━━━ RECORD EXTRACTS ━━━
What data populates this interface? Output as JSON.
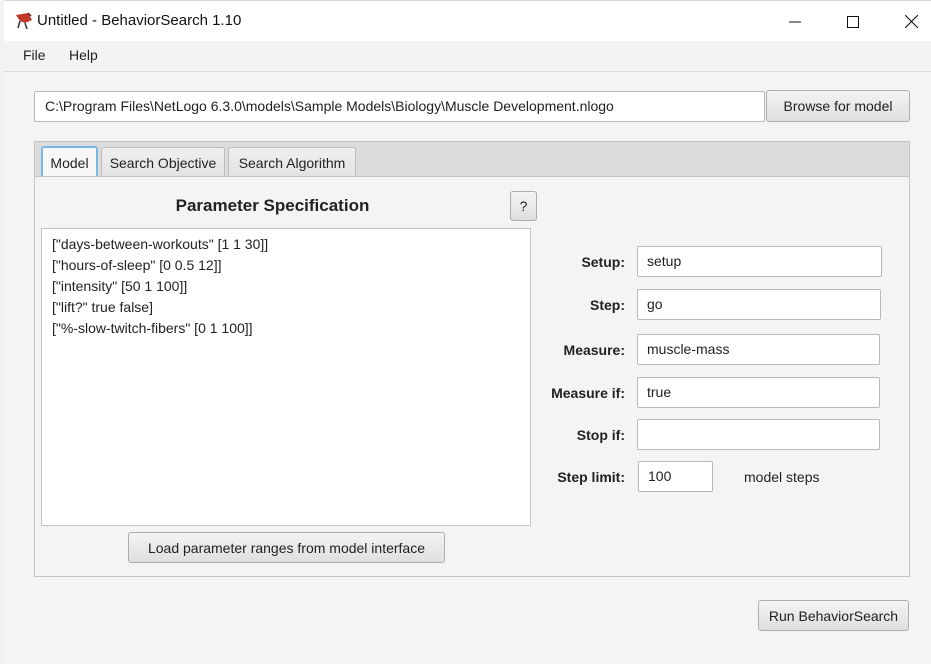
{
  "window": {
    "title": "Untitled - BehaviorSearch 1.10"
  },
  "menu": [
    "File",
    "Help"
  ],
  "model_path": "C:\\Program Files\\NetLogo 6.3.0\\models\\Sample Models\\Biology\\Muscle Development.nlogo",
  "browse_label": "Browse for model",
  "tabs": [
    "Model",
    "Search Objective",
    "Search Algorithm"
  ],
  "selected_tab": "Model",
  "param_spec": {
    "title": "Parameter Specification",
    "help": "?",
    "lines": [
      "[\"days-between-workouts\" [1 1 30]]",
      "[\"hours-of-sleep\" [0 0.5 12]]",
      "[\"intensity\" [50 1 100]]",
      "[\"lift?\" true false]",
      "[\"%-slow-twitch-fibers\" [0 1 100]]"
    ],
    "load_label": "Load parameter ranges from model interface"
  },
  "form": {
    "setup_label": "Setup:",
    "setup_value": "setup",
    "step_label": "Step:",
    "step_value": "go",
    "measure_label": "Measure:",
    "measure_value": "muscle-mass",
    "measure_if_label": "Measure if:",
    "measure_if_value": "true",
    "stop_if_label": "Stop if:",
    "stop_if_value": "",
    "step_limit_label": "Step limit:",
    "step_limit_value": "100",
    "step_limit_unit": "model steps"
  },
  "run_label": "Run BehaviorSearch",
  "colors": {
    "tab_focus": "#79b7e6",
    "app_icon": "#c0392b"
  }
}
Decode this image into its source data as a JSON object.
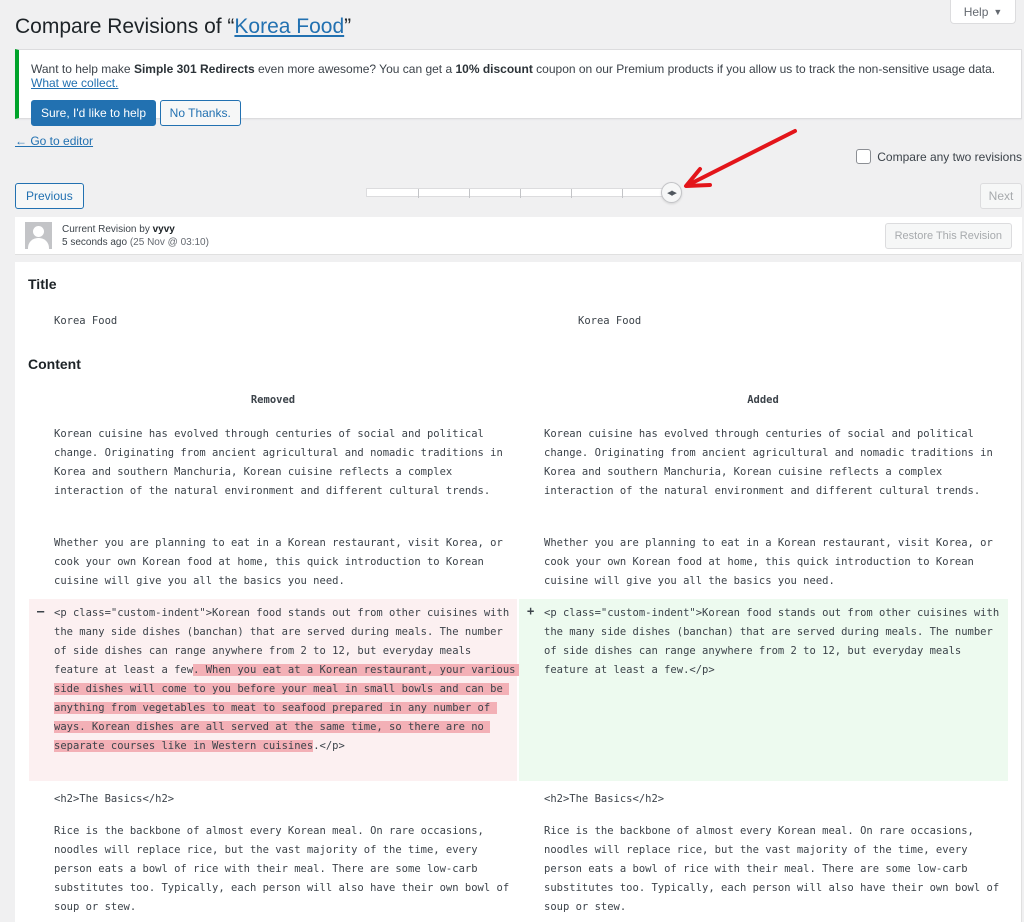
{
  "help": {
    "label": "Help",
    "icon": "triangle-down-icon"
  },
  "header": {
    "title_prefix": "Compare Revisions of “",
    "post_title": "Korea Food",
    "title_suffix": "”"
  },
  "notice": {
    "text_1": "Want to help make ",
    "plugin_name": "Simple 301 Redirects",
    "text_2": " even more awesome? You can get a ",
    "discount": "10% discount",
    "text_3": " coupon on our Premium products if you allow us to track the non-sensitive usage data. ",
    "link": "What we collect.",
    "accept_label": "Sure, I'd like to help",
    "decline_label": "No Thanks.",
    "accent_color": "#00a32a"
  },
  "nav": {
    "go_to_editor": "← Go to editor",
    "compare_two_label": "Compare any two revisions",
    "compare_two_checked": false,
    "previous_label": "Previous",
    "next_label": "Next",
    "next_disabled": true,
    "slider": {
      "revision_count": 7,
      "selected_index": 6,
      "handle_icon": "arrows-left-right-icon"
    }
  },
  "annotation": {
    "type": "red-arrow",
    "points_to": "slider-handle",
    "color": "#e3151a"
  },
  "revision_meta": {
    "label": "Current Revision by ",
    "author": "vyvy",
    "time_ago": "5 seconds ago",
    "date": "(25 Nov @ 03:10)",
    "restore_label": "Restore This Revision",
    "restore_disabled": true
  },
  "diff": {
    "title_heading": "Title",
    "title_left": "Korea Food",
    "title_right": "Korea Food",
    "content_heading": "Content",
    "removed_label": "Removed",
    "added_label": "Added",
    "para1": "Korean cuisine has evolved through centuries of social and political change. Originating from ancient agricultural and nomadic traditions in Korea and southern Manchuria, Korean cuisine reflects a complex interaction of the natural environment and different cultural trends.",
    "para2": "Whether you are planning to eat in a Korean restaurant, visit Korea, or cook your own Korean food at home, this quick introduction to Korean cuisine will give you all the basics you need.",
    "changed_left_plain": "<p class=\"custom-indent\">Korean food stands out from other cuisines with the many side dishes (banchan) that are served during meals. The number of side dishes can range anywhere from 2 to 12, but everyday meals feature at least a few",
    "changed_left_removed": ". When you eat at a Korean restaurant, your various side dishes will come to you before your meal in small bowls and can be anything from vegetables to meat to seafood prepared in any number of ways. Korean dishes are all served at the same time, so there are no separate courses like in Western cuisines",
    "changed_left_tail": ".</p>",
    "changed_right": "<p class=\"custom-indent\">Korean food stands out from other cuisines with the many side dishes (banchan) that are served during meals. The number of side dishes can range anywhere from 2 to 12, but everyday meals feature at least a few.</p>",
    "minus_sign": "–",
    "plus_sign": "+",
    "h2_line": "<h2>The Basics</h2>",
    "para3": "Rice is the backbone of almost every Korean meal. On rare occasions, noodles will replace rice, but the vast majority of the time, every person eats a bowl of rice with their meal. There are some low-carb substitutes too. Typically, each person will also have their own bowl of soup or stew.",
    "colors": {
      "removed_bg": "#fcf0f1",
      "removed_mark": "#f3b0b6",
      "added_bg": "#edfaef"
    }
  }
}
━━━
#### TASK TO CARRY OUT
From the material above, copy each line that includes the word "least".

#### REPLY TO THE EXERCISE
    "changed_left_plain": "<p class=\"custom-indent\">Korean food stands out from other cuisines with the many side dishes (banchan) that are served during meals. The number of side dishes can range anywhere from 2 to 12, but everyday meals feature at least a few",
    "changed_right": "<p class=\"custom-indent\">Korean food stands out from other cuisines with the many side dishes (banchan) that are served during meals. The number of side dishes can range anywhere from 2 to 12, but everyday meals feature at least a few.</p>",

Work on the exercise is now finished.